*To do*
Locate each line with the string "是所有劳动人民的节日" in the listing below and copy it.

-- Start Data for this exercise --

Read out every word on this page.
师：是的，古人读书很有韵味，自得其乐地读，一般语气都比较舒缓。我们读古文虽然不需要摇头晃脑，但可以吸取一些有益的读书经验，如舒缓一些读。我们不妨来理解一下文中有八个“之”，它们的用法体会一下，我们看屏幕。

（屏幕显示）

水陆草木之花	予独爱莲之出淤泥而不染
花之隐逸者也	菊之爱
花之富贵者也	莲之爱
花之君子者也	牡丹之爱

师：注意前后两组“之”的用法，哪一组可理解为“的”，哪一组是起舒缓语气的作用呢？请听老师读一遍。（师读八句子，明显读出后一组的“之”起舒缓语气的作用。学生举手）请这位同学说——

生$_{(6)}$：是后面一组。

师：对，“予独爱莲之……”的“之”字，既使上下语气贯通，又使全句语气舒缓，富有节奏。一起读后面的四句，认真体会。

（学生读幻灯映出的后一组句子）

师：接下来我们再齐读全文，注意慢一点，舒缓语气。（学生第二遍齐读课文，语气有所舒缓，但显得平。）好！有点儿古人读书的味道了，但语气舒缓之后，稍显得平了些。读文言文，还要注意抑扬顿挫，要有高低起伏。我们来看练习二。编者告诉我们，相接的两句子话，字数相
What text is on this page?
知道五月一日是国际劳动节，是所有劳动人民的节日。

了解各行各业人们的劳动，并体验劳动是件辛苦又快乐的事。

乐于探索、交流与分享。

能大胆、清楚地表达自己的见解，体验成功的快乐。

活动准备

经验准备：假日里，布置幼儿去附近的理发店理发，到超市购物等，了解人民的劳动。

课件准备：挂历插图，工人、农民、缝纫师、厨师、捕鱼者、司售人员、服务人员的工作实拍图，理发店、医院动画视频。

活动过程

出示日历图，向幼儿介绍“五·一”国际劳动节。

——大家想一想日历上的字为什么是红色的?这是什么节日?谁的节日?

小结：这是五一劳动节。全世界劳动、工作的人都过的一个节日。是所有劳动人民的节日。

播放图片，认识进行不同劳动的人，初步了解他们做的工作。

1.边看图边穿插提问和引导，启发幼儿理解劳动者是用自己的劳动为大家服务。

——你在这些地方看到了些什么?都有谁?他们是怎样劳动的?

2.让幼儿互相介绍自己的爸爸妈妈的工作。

-- End Data for this exercise --

*Task answer*
知道五月一日是国际劳动节，是所有劳动人民的节日。
小结：这是五一劳动节。全世界劳动、工作的人都过的一个节日。是所有劳动人民的节日。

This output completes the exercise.